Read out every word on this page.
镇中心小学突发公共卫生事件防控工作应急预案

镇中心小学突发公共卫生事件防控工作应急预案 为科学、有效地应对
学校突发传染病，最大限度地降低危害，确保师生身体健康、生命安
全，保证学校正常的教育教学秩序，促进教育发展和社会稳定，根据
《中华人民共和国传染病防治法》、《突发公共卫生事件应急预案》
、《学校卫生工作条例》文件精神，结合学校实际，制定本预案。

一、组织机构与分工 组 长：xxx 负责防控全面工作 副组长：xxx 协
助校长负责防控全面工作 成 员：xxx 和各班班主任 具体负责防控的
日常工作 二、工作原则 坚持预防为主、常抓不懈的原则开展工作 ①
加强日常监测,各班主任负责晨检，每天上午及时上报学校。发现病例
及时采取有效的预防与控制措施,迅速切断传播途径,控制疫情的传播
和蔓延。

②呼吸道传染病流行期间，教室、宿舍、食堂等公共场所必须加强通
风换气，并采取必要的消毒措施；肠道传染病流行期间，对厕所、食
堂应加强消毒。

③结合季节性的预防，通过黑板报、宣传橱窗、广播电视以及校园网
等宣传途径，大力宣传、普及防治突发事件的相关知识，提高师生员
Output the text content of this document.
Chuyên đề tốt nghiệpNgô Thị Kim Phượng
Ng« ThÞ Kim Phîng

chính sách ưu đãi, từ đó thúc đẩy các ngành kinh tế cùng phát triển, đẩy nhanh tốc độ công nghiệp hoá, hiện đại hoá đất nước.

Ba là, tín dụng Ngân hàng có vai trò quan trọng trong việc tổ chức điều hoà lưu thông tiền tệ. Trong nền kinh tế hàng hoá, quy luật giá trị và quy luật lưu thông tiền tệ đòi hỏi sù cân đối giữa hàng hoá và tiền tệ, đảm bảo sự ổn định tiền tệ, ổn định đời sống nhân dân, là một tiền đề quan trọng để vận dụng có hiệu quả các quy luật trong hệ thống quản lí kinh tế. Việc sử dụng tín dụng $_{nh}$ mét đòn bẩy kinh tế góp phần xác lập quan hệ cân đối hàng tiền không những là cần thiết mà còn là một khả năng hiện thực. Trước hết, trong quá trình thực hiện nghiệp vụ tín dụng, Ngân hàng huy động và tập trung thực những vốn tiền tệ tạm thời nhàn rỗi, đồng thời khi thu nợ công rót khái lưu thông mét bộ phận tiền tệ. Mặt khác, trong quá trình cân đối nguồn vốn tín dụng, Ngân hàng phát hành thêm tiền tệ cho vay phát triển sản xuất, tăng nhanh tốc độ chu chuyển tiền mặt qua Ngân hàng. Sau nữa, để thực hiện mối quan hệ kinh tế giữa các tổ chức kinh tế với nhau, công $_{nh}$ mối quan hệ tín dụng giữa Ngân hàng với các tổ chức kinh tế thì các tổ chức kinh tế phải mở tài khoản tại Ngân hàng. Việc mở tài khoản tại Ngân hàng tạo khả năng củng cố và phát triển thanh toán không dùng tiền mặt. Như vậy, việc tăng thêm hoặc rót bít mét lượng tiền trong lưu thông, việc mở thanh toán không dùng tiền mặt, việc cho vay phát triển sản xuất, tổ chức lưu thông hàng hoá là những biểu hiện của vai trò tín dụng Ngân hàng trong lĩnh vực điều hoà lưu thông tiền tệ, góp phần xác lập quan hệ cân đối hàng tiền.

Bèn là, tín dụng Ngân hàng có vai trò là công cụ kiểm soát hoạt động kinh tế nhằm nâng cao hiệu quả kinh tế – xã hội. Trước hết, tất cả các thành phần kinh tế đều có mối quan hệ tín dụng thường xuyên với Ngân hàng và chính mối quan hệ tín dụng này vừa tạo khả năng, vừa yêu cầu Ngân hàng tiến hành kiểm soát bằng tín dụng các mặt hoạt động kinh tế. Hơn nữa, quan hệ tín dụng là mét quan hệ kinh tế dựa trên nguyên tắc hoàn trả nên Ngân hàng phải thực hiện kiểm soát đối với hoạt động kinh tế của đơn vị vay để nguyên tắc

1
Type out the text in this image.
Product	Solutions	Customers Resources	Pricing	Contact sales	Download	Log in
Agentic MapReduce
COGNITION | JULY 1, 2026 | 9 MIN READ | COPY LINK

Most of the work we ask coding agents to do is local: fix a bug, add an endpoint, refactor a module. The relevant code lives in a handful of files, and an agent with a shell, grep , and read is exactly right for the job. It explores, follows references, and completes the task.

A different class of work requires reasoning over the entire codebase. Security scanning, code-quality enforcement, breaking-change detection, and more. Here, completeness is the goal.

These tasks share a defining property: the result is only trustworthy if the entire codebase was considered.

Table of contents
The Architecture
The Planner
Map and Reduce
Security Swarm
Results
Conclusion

▶ [Written task]: Copy out the whole listing exactly.

▶ [Right answer]:
Read out every word on this page.
镇中心小学突发公共卫生事件防控工作应急预案

镇中心小学突发公共卫生事件防控工作应急预案 为科学、有效地应对
学校突发传染病，最大限度地降低危害，确保师生身体健康、生命安
全，保证学校正常的教育教学秩序，促进教育发展和社会稳定，根据
《中华人民共和国传染病防治法》、《突发公共卫生事件应急预案》
、《学校卫生工作条例》文件精神，结合学校实际，制定本预案。

一、组织机构与分工 组 长：xxx 负责防控全面工作 副组长：xxx 协
助校长负责防控全面工作 成 员：xxx 和各班班主任 具体负责防控的
日常工作 二、工作原则 坚持预防为主、常抓不懈的原则开展工作 ①
加强日常监测,各班主任负责晨检，每天上午及时上报学校。发现病例
及时采取有效的预防与控制措施,迅速切断传播途径,控制疫情的传播
和蔓延。

②呼吸道传染病流行期间，教室、宿舍、食堂等公共场所必须加强通
风换气，并采取必要的消毒措施；肠道传染病流行期间，对厕所、食
堂应加强消毒。

③结合季节性的预防，通过黑板报、宣传橱窗、广播电视以及校园网
等宣传途径，大力宣传、普及防治突发事件的相关知识，提高师生员
Output the text content of this document.
Chuyên đề tốt nghiệpNgô Thị Kim Phượng
Ng« ThÞ Kim Phîng

chính sách ưu đãi, từ đó thúc đẩy các ngành kinh tế cùng phát triển, đẩy nhanh tốc độ công nghiệp hoá, hiện đại hoá đất nước.

Ba là, tín dụng Ngân hàng có vai trò quan trọng trong việc tổ chức điều hoà lưu thông tiền tệ. Trong nền kinh tế hàng hoá, quy luật giá trị và quy luật lưu thông tiền tệ đòi hỏi sù cân đối giữa hàng hoá và tiền tệ, đảm bảo sự ổn định tiền tệ, ổn định đời sống nhân dân, là một tiền đề quan trọng để vận dụng có hiệu quả các quy luật trong hệ thống quản lí kinh tế. Việc sử dụng tín dụng $_{nh}$ mét đòn bẩy kinh tế góp phần xác lập quan hệ cân đối hàng tiền không những là cần thiết mà còn là một khả năng hiện thực. Trước hết, trong quá trình thực hiện nghiệp vụ tín dụng, Ngân hàng huy động và tập trung thực những vốn tiền tệ tạm thời nhàn rỗi, đồng thời khi thu nợ công rót khái lưu thông mét bộ phận tiền tệ. Mặt khác, trong quá trình cân đối nguồn vốn tín dụng, Ngân hàng phát hành thêm tiền tệ cho vay phát triển sản xuất, tăng nhanh tốc độ chu chuyển tiền mặt qua Ngân hàng. Sau nữa, để thực hiện mối quan hệ kinh tế giữa các tổ chức kinh tế với nhau, công $_{nh}$ mối quan hệ tín dụng giữa Ngân hàng với các tổ chức kinh tế thì các tổ chức kinh tế phải mở tài khoản tại Ngân hàng. Việc mở tài khoản tại Ngân hàng tạo khả năng củng cố và phát triển thanh toán không dùng tiền mặt. Như vậy, việc tăng thêm hoặc rót bít mét lượng tiền trong lưu thông, việc mở thanh toán không dùng tiền mặt, việc cho vay phát triển sản xuất, tổ chức lưu thông hàng hoá là những biểu hiện của vai trò tín dụng Ngân hàng trong lĩnh vực điều hoà lưu thông tiền tệ, góp phần xác lập quan hệ cân đối hàng tiền.

Bèn là, tín dụng Ngân hàng có vai trò là công cụ kiểm soát hoạt động kinh tế nhằm nâng cao hiệu quả kinh tế – xã hội. Trước hết, tất cả các thành phần kinh tế đều có mối quan hệ tín dụng thường xuyên với Ngân hàng và chính mối quan hệ tín dụng này vừa tạo khả năng, vừa yêu cầu Ngân hàng tiến hành kiểm soát bằng tín dụng các mặt hoạt động kinh tế. Hơn nữa, quan hệ tín dụng là mét quan hệ kinh tế dựa trên nguyên tắc hoàn trả nên Ngân hàng phải thực hiện kiểm soát đối với hoạt động kinh tế của đơn vị vay để nguyên tắc

1
Type out the text in this image.
Product	Solutions	Customers Resources	Pricing	Contact sales	Download	Log in
Agentic MapReduce
COGNITION | JULY 1, 2026 | 9 MIN READ | COPY LINK

Most of the work we ask coding agents to do is local: fix a bug, add an endpoint, refactor a module. The relevant code lives in a handful of files, and an agent with a shell, grep , and read is exactly right for the job. It explores, follows references, and completes the task.

A different class of work requires reasoning over the entire codebase. Security scanning, code-quality enforcement, breaking-change detection, and more. Here, completeness is the goal.

These tasks share a defining property: the result is only trustworthy if the entire codebase was considered.

Table of contents
The Architecture
The Planner
Map and Reduce
Security Swarm
Results
Conclusion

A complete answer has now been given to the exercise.